#### [Dataset listing]
## Begin

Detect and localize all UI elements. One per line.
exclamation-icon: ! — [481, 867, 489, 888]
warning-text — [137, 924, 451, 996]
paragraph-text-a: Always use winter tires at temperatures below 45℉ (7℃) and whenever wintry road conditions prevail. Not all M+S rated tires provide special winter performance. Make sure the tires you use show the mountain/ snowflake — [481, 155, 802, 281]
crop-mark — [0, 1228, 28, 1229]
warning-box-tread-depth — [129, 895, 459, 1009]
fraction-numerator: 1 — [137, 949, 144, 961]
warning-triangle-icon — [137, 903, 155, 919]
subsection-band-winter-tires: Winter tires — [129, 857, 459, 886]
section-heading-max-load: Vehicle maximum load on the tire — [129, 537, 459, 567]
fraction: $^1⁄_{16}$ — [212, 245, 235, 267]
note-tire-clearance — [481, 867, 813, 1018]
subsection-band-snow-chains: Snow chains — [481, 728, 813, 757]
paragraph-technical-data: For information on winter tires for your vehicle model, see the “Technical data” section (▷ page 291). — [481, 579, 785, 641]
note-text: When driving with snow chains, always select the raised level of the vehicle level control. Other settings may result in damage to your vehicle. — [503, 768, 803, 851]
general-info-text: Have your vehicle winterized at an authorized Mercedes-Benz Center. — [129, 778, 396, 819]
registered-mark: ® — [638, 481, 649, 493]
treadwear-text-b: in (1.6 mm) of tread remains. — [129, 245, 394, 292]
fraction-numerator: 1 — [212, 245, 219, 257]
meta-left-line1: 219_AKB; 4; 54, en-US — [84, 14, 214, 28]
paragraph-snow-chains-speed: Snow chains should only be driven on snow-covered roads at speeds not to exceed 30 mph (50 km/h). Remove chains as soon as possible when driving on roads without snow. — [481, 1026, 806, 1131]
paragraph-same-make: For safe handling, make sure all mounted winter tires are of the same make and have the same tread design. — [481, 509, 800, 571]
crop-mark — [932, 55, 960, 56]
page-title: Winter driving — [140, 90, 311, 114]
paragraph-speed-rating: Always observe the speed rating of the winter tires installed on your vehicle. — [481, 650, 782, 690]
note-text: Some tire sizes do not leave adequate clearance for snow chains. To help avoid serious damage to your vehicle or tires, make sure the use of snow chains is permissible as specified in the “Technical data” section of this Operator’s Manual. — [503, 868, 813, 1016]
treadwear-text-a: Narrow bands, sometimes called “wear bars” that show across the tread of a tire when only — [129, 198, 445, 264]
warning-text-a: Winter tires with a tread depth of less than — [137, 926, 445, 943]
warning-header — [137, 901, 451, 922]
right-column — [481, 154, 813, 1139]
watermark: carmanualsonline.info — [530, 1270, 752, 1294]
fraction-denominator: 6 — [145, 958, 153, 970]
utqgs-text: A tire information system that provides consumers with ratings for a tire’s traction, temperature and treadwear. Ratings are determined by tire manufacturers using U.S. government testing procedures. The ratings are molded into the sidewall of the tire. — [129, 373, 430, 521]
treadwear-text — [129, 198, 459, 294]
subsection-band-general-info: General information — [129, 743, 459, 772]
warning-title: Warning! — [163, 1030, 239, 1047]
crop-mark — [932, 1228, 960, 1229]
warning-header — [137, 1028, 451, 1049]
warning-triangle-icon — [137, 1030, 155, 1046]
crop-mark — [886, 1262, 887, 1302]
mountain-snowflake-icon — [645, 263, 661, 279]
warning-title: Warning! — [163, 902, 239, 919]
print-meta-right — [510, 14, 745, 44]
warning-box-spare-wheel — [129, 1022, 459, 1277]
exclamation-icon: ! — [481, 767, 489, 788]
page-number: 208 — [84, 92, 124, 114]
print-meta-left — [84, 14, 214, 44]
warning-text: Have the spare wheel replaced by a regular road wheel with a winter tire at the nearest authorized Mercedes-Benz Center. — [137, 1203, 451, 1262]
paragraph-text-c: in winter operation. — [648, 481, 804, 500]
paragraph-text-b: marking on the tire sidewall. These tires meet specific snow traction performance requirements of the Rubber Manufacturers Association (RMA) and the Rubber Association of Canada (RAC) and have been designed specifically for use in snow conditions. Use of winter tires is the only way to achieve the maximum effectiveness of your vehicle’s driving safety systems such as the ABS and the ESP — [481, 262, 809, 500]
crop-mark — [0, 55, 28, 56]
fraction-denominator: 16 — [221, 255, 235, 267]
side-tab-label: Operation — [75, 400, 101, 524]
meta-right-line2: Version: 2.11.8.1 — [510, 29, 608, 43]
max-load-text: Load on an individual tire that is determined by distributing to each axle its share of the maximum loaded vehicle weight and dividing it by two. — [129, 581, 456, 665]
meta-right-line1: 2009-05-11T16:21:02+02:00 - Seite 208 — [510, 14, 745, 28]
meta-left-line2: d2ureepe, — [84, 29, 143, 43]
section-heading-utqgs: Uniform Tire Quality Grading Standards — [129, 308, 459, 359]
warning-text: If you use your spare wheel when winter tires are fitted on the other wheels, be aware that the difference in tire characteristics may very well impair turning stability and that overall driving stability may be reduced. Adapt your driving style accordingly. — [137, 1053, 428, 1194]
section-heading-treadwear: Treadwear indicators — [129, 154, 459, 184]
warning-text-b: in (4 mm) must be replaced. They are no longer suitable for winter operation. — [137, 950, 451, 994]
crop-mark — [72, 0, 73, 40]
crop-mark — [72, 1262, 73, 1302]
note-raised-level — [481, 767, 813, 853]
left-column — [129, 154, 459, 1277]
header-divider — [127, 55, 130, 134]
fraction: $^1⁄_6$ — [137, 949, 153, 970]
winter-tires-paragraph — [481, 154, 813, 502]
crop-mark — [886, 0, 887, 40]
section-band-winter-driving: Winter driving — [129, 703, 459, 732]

## End

#### [Instructions for the task]
Echo the listing word for word, from its first line through the line containing "general-info-text: Have your", both included.

#### [Output of the task]
Detect and localize all UI elements. One per line.
exclamation-icon: ! — [481, 867, 489, 888]
warning-text — [137, 924, 451, 996]
paragraph-text-a: Always use winter tires at temperatures below 45℉ (7℃) and whenever wintry road conditions prevail. Not all M+S rated tires provide special winter performance. Make sure the tires you use show the mountain/ snowflake — [481, 155, 802, 281]
crop-mark — [0, 1228, 28, 1229]
warning-box-tread-depth — [129, 895, 459, 1009]
fraction-numerator: 1 — [137, 949, 144, 961]
warning-triangle-icon — [137, 903, 155, 919]
subsection-band-winter-tires: Winter tires — [129, 857, 459, 886]
section-heading-max-load: Vehicle maximum load on the tire — [129, 537, 459, 567]
fraction: $^1⁄_{16}$ — [212, 245, 235, 267]
note-tire-clearance — [481, 867, 813, 1018]
subsection-band-snow-chains: Snow chains — [481, 728, 813, 757]
paragraph-technical-data: For information on winter tires for your vehicle model, see the “Technical data” section (▷ page 291). — [481, 579, 785, 641]
note-text: When driving with snow chains, always select the raised level of the vehicle level control. Other settings may result in damage to your vehicle. — [503, 768, 803, 851]
general-info-text: Have your vehicle winterized at an authorized Mercedes-Benz Center. — [129, 778, 396, 819]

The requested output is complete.